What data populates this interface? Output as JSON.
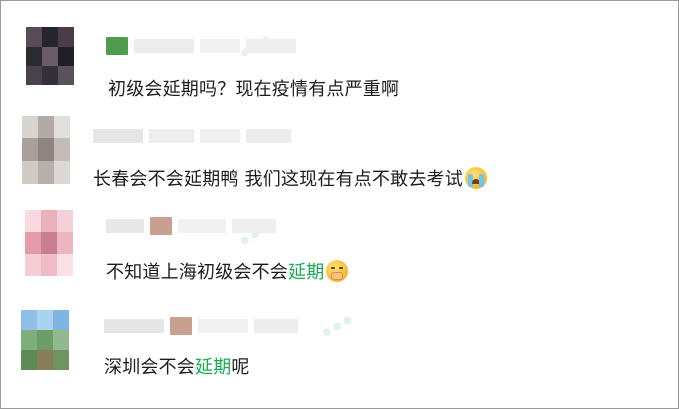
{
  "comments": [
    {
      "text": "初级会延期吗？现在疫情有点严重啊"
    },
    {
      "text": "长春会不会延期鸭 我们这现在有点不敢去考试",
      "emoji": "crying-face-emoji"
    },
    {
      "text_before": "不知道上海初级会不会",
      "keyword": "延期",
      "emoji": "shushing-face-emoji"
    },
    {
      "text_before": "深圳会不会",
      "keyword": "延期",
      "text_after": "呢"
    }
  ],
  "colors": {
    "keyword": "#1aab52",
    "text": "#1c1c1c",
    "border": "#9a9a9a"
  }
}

========

DIRECTIVE =>
Drop the images and quote the entries word for word.

TASK RESPONSE =>
What data populates this interface? Output as JSON.
{
  "comments": [
    {
      "text": "初级会延期吗？现在疫情有点严重啊"
    },
    {
      "text": "长春会不会延期鸭 我们这现在有点不敢去考试",
      "emoji": "crying-face-emoji"
    },
    {
      "text_before": "不知道上海初级会不会",
      "keyword": "延期",
      "emoji": "shushing-face-emoji"
    },
    {
      "text_before": "深圳会不会",
      "keyword": "延期",
      "text_after": "呢"
    }
  ],
  "colors": {
    "keyword": "#1aab52",
    "text": "#1c1c1c",
    "border": "#9a9a9a"
  }
}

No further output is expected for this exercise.